▶ Data for processing

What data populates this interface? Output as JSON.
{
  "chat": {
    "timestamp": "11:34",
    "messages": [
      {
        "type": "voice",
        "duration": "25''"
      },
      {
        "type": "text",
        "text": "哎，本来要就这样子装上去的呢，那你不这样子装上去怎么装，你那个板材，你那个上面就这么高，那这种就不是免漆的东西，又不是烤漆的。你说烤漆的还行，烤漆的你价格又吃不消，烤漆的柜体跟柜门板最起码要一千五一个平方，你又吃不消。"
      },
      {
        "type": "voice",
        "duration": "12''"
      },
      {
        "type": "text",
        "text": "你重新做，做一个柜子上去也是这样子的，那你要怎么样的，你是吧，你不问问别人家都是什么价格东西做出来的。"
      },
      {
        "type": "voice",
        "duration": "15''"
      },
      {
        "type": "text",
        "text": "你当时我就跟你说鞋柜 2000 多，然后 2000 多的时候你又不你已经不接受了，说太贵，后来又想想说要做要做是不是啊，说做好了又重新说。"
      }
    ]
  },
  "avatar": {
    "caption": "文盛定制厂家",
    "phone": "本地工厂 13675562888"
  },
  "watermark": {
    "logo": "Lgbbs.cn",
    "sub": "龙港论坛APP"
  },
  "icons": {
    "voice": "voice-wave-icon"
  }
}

▶ What the task requires
Recopy the entries above exactly, with every line included.

▶ Written solution
What data populates this interface? Output as JSON.
{
  "chat": {
    "timestamp": "11:34",
    "messages": [
      {
        "type": "voice",
        "duration": "25''"
      },
      {
        "type": "text",
        "text": "哎，本来要就这样子装上去的呢，那你不这样子装上去怎么装，你那个板材，你那个上面就这么高，那这种就不是免漆的东西，又不是烤漆的。你说烤漆的还行，烤漆的你价格又吃不消，烤漆的柜体跟柜门板最起码要一千五一个平方，你又吃不消。"
      },
      {
        "type": "voice",
        "duration": "12''"
      },
      {
        "type": "text",
        "text": "你重新做，做一个柜子上去也是这样子的，那你要怎么样的，你是吧，你不问问别人家都是什么价格东西做出来的。"
      },
      {
        "type": "voice",
        "duration": "15''"
      },
      {
        "type": "text",
        "text": "你当时我就跟你说鞋柜 2000 多，然后 2000 多的时候你又不你已经不接受了，说太贵，后来又想想说要做要做是不是啊，说做好了又重新说。"
      }
    ]
  },
  "avatar": {
    "caption": "文盛定制厂家",
    "phone": "本地工厂 13675562888"
  },
  "watermark": {
    "logo": "Lgbbs.cn",
    "sub": "龙港论坛APP"
  },
  "icons": {
    "voice": "voice-wave-icon"
  }
}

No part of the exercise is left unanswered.